Exercise details
Give back all the data exactly, line by line.

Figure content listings
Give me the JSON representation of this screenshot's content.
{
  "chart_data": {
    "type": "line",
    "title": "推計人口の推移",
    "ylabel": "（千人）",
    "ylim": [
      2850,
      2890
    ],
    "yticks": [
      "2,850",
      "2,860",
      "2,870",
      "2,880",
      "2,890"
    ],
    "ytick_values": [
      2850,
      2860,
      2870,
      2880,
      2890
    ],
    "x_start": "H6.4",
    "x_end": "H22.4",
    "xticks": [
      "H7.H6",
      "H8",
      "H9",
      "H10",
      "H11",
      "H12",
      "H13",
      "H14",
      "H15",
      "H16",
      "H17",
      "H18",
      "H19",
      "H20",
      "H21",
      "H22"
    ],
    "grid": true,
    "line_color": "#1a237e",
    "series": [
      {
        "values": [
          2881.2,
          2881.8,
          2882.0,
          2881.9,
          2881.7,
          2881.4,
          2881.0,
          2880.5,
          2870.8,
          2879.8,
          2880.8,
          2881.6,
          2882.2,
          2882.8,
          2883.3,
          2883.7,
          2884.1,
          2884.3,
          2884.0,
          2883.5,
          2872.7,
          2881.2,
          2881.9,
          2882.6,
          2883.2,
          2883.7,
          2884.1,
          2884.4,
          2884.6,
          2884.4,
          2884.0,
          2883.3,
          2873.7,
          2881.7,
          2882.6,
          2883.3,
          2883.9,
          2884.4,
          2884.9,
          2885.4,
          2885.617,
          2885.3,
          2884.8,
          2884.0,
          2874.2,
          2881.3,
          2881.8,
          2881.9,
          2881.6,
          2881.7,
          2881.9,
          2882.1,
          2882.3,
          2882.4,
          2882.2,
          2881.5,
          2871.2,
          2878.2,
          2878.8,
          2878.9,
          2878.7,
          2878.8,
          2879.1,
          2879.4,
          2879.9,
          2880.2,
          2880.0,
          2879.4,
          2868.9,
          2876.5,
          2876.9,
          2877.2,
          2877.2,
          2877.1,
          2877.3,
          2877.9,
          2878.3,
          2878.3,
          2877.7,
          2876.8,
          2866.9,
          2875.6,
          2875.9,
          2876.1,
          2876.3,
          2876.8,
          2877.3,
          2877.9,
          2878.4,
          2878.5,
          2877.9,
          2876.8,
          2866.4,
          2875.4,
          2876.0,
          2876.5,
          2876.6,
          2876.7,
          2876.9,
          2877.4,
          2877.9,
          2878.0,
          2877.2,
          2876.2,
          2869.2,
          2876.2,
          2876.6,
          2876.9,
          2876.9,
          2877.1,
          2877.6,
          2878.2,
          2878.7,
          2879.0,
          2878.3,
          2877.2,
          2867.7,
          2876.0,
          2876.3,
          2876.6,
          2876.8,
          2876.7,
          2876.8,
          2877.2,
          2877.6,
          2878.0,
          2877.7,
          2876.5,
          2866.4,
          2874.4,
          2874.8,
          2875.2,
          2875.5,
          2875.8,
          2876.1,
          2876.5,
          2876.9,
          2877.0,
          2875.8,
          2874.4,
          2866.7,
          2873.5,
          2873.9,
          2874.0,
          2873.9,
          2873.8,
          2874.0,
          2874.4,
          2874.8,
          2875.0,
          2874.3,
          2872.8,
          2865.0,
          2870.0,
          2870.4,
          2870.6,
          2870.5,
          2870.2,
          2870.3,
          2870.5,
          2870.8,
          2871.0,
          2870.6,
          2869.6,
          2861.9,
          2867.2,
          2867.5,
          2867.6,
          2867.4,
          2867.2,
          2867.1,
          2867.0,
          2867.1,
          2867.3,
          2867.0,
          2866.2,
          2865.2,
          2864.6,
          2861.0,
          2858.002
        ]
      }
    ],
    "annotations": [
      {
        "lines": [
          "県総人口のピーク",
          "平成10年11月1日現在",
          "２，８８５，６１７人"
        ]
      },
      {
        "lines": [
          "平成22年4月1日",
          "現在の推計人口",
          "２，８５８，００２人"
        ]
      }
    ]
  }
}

Exercise response
Give me the JSON representation of this screenshot's content.
{
  "chart_data": {
    "type": "line",
    "title": "推計人口の推移",
    "ylabel": "（千人）",
    "ylim": [
      2850,
      2890
    ],
    "yticks": [
      "2,850",
      "2,860",
      "2,870",
      "2,880",
      "2,890"
    ],
    "ytick_values": [
      2850,
      2860,
      2870,
      2880,
      2890
    ],
    "x_start": "H6.4",
    "x_end": "H22.4",
    "xticks": [
      "H7.H6",
      "H8",
      "H9",
      "H10",
      "H11",
      "H12",
      "H13",
      "H14",
      "H15",
      "H16",
      "H17",
      "H18",
      "H19",
      "H20",
      "H21",
      "H22"
    ],
    "grid": true,
    "line_color": "#1a237e",
    "series": [
      {
        "values": [
          2881.2,
          2881.8,
          2882.0,
          2881.9,
          2881.7,
          2881.4,
          2881.0,
          2880.5,
          2870.8,
          2879.8,
          2880.8,
          2881.6,
          2882.2,
          2882.8,
          2883.3,
          2883.7,
          2884.1,
          2884.3,
          2884.0,
          2883.5,
          2872.7,
          2881.2,
          2881.9,
          2882.6,
          2883.2,
          2883.7,
          2884.1,
          2884.4,
          2884.6,
          2884.4,
          2884.0,
          2883.3,
          2873.7,
          2881.7,
          2882.6,
          2883.3,
          2883.9,
          2884.4,
          2884.9,
          2885.4,
          2885.617,
          2885.3,
          2884.8,
          2884.0,
          2874.2,
          2881.3,
          2881.8,
          2881.9,
          2881.6,
          2881.7,
          2881.9,
          2882.1,
          2882.3,
          2882.4,
          2882.2,
          2881.5,
          2871.2,
          2878.2,
          2878.8,
          2878.9,
          2878.7,
          2878.8,
          2879.1,
          2879.4,
          2879.9,
          2880.2,
          2880.0,
          2879.4,
          2868.9,
          2876.5,
          2876.9,
          2877.2,
          2877.2,
          2877.1,
          2877.3,
          2877.9,
          2878.3,
          2878.3,
          2877.7,
          2876.8,
          2866.9,
          2875.6,
          2875.9,
          2876.1,
          2876.3,
          2876.8,
          2877.3,
          2877.9,
          2878.4,
          2878.5,
          2877.9,
          2876.8,
          2866.4,
          2875.4,
          2876.0,
          2876.5,
          2876.6,
          2876.7,
          2876.9,
          2877.4,
          2877.9,
          2878.0,
          2877.2,
          2876.2,
          2869.2,
          2876.2,
          2876.6,
          2876.9,
          2876.9,
          2877.1,
          2877.6,
          2878.2,
          2878.7,
          2879.0,
          2878.3,
          2877.2,
          2867.7,
          2876.0,
          2876.3,
          2876.6,
          2876.8,
          2876.7,
          2876.8,
          2877.2,
          2877.6,
          2878.0,
          2877.7,
          2876.5,
          2866.4,
          2874.4,
          2874.8,
          2875.2,
          2875.5,
          2875.8,
          2876.1,
          2876.5,
          2876.9,
          2877.0,
          2875.8,
          2874.4,
          2866.7,
          2873.5,
          2873.9,
          2874.0,
          2873.9,
          2873.8,
          2874.0,
          2874.4,
          2874.8,
          2875.0,
          2874.3,
          2872.8,
          2865.0,
          2870.0,
          2870.4,
          2870.6,
          2870.5,
          2870.2,
          2870.3,
          2870.5,
          2870.8,
          2871.0,
          2870.6,
          2869.6,
          2861.9,
          2867.2,
          2867.5,
          2867.6,
          2867.4,
          2867.2,
          2867.1,
          2867.0,
          2867.1,
          2867.3,
          2867.0,
          2866.2,
          2865.2,
          2864.6,
          2861.0,
          2858.002
        ]
      }
    ],
    "annotations": [
      {
        "lines": [
          "県総人口のピーク",
          "平成10年11月1日現在",
          "２，８８５，６１７人"
        ]
      },
      {
        "lines": [
          "平成22年4月1日",
          "現在の推計人口",
          "２，８５８，００２人"
        ]
      }
    ]
  }
}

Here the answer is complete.